• [Task requirements]
Return each of the entries below unchanged, line for line, with nothing left out.

----------------

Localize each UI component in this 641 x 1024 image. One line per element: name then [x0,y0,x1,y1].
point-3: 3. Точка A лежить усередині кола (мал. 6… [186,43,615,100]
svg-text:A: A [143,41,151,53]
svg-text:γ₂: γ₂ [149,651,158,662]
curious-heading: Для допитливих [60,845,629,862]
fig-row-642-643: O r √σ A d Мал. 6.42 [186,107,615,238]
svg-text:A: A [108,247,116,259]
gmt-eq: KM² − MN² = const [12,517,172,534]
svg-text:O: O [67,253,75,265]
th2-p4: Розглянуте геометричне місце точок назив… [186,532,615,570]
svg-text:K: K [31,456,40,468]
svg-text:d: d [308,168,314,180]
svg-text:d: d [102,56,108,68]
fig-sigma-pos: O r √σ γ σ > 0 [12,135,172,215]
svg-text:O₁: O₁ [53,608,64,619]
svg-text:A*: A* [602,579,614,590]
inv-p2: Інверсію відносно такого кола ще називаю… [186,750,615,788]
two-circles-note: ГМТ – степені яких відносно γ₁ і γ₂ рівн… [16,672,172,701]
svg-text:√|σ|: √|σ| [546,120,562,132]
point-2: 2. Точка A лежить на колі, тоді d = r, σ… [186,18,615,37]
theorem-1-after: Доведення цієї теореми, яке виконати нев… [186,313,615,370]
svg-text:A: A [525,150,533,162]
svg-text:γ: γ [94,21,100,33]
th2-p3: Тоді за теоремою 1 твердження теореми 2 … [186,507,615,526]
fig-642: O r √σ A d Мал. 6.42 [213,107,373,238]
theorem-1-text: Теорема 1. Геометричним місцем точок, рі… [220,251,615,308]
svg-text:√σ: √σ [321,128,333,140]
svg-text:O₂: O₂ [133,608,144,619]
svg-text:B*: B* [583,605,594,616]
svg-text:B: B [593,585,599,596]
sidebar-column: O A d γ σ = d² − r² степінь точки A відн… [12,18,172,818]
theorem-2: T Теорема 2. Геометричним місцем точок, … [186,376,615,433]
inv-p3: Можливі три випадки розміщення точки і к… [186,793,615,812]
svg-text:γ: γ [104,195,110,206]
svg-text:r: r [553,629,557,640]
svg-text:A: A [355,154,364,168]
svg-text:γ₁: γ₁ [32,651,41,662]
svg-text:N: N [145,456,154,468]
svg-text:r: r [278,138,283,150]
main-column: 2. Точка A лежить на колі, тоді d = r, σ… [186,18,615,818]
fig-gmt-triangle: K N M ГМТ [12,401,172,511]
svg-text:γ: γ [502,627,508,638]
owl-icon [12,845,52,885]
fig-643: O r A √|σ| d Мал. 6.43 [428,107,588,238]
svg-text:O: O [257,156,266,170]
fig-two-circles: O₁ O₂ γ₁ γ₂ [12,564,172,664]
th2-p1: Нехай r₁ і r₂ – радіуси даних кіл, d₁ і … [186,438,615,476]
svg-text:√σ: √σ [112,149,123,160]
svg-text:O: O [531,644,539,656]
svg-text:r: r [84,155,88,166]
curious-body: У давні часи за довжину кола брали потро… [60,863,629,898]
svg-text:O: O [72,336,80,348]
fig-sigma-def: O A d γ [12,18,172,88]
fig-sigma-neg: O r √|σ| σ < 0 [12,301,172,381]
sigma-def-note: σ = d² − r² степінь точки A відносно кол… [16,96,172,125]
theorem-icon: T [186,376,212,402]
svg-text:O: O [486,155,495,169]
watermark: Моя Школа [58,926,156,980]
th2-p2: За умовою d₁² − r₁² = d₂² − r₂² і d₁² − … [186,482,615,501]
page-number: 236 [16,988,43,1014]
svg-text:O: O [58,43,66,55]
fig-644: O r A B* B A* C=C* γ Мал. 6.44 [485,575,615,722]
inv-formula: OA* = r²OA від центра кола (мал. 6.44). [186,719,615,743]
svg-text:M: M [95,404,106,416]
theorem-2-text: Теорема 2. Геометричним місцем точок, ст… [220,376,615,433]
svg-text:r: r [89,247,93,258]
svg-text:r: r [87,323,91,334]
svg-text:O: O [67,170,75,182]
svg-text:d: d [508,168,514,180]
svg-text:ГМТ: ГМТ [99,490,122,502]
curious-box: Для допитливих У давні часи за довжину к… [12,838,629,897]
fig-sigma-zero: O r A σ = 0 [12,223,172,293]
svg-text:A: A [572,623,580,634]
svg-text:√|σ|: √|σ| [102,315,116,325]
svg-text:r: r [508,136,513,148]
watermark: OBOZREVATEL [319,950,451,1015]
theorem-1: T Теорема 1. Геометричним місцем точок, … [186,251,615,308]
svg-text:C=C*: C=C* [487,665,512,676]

----------------

• [Right answer]
Localize each UI component in this 641 x 1024 image. One line per element: name then [x0,y0,x1,y1].
point-3: 3. Точка A лежить усередині кола (мал. 6… [186,43,615,100]
svg-text:A: A [143,41,151,53]
svg-text:γ₂: γ₂ [149,651,158,662]
curious-heading: Для допитливих [60,845,629,862]
fig-row-642-643: O r √σ A d Мал. 6.42 [186,107,615,238]
svg-text:A: A [108,247,116,259]
gmt-eq: KM² − MN² = const [12,517,172,534]
svg-text:O: O [67,253,75,265]
th2-p4: Розглянуте геометричне місце точок назив… [186,532,615,570]
svg-text:K: K [31,456,40,468]
svg-text:d: d [308,168,314,180]
svg-text:d: d [102,56,108,68]
fig-sigma-pos: O r √σ γ σ > 0 [12,135,172,215]
svg-text:O₁: O₁ [53,608,64,619]
svg-text:A*: A* [602,579,614,590]
inv-p2: Інверсію відносно такого кола ще називаю… [186,750,615,788]
two-circles-note: ГМТ – степені яких відносно γ₁ і γ₂ рівн… [16,672,172,701]
svg-text:√|σ|: √|σ| [546,120,562,132]
point-2: 2. Точка A лежить на колі, тоді d = r, σ… [186,18,615,37]
theorem-1-after: Доведення цієї теореми, яке виконати нев… [186,313,615,370]
svg-text:A: A [525,150,533,162]
svg-text:γ: γ [94,21,100,33]
th2-p3: Тоді за теоремою 1 твердження теореми 2 … [186,507,615,526]
fig-642: O r √σ A d Мал. 6.42 [213,107,373,238]
theorem-1-text: Теорема 1. Геометричним місцем точок, рі… [220,251,615,308]
svg-text:√σ: √σ [321,128,333,140]
svg-text:O₂: O₂ [133,608,144,619]
svg-text:B*: B* [583,605,594,616]
svg-text:B: B [593,585,599,596]
sidebar-column: O A d γ σ = d² − r² степінь точки A відн… [12,18,172,818]
theorem-2: T Теорема 2. Геометричним місцем точок, … [186,376,615,433]
inv-p3: Можливі три випадки розміщення точки і к… [186,793,615,812]
svg-text:γ: γ [104,195,110,206]
svg-text:r: r [553,629,557,640]
svg-text:A: A [355,154,364,168]
svg-text:γ₁: γ₁ [32,651,41,662]
svg-text:N: N [145,456,154,468]
svg-text:r: r [278,138,283,150]
main-column: 2. Точка A лежить на колі, тоді d = r, σ… [186,18,615,818]
fig-gmt-triangle: K N M ГМТ [12,401,172,511]
svg-text:γ: γ [502,627,508,638]
owl-icon [12,845,52,885]
fig-643: O r A √|σ| d Мал. 6.43 [428,107,588,238]
svg-text:O: O [257,156,266,170]
fig-two-circles: O₁ O₂ γ₁ γ₂ [12,564,172,664]
th2-p1: Нехай r₁ і r₂ – радіуси даних кіл, d₁ і … [186,438,615,476]
svg-text:√σ: √σ [112,149,123,160]
svg-text:O: O [531,644,539,656]
svg-text:r: r [84,155,88,166]
curious-body: У давні часи за довжину кола брали потро… [60,863,629,898]
svg-text:O: O [72,336,80,348]
fig-sigma-def: O A d γ [12,18,172,88]
fig-sigma-neg: O r √|σ| σ < 0 [12,301,172,381]
sigma-def-note: σ = d² − r² степінь точки A відносно кол… [16,96,172,125]
theorem-icon: T [186,376,212,402]
svg-text:O: O [486,155,495,169]
watermark: Моя Школа [58,926,156,980]
th2-p2: За умовою d₁² − r₁² = d₂² − r₂² і d₁² − … [186,482,615,501]
page-number: 236 [16,988,43,1014]
svg-text:O: O [58,43,66,55]
fig-644: O r A B* B A* C=C* γ Мал. 6.44 [485,575,615,722]
inv-formula: OA* = r²OA від центра кола (мал. 6.44). [186,719,615,743]
svg-text:M: M [95,404,106,416]
theorem-2-text: Теорема 2. Геометричним місцем точок, ст… [220,376,615,433]
svg-text:r: r [89,247,93,258]
svg-text:r: r [87,323,91,334]
svg-text:O: O [67,170,75,182]
svg-text:d: d [508,168,514,180]
svg-text:ГМТ: ГМТ [99,490,122,502]
curious-box: Для допитливих У давні часи за довжину к… [12,838,629,897]
fig-sigma-zero: O r A σ = 0 [12,223,172,293]
svg-text:A: A [572,623,580,634]
svg-text:√|σ|: √|σ| [102,315,116,325]
svg-text:r: r [508,136,513,148]
watermark: OBOZREVATEL [319,950,451,1015]
theorem-1: T Теорема 1. Геометричним місцем точок, … [186,251,615,308]
svg-text:C=C*: C=C* [487,665,512,676]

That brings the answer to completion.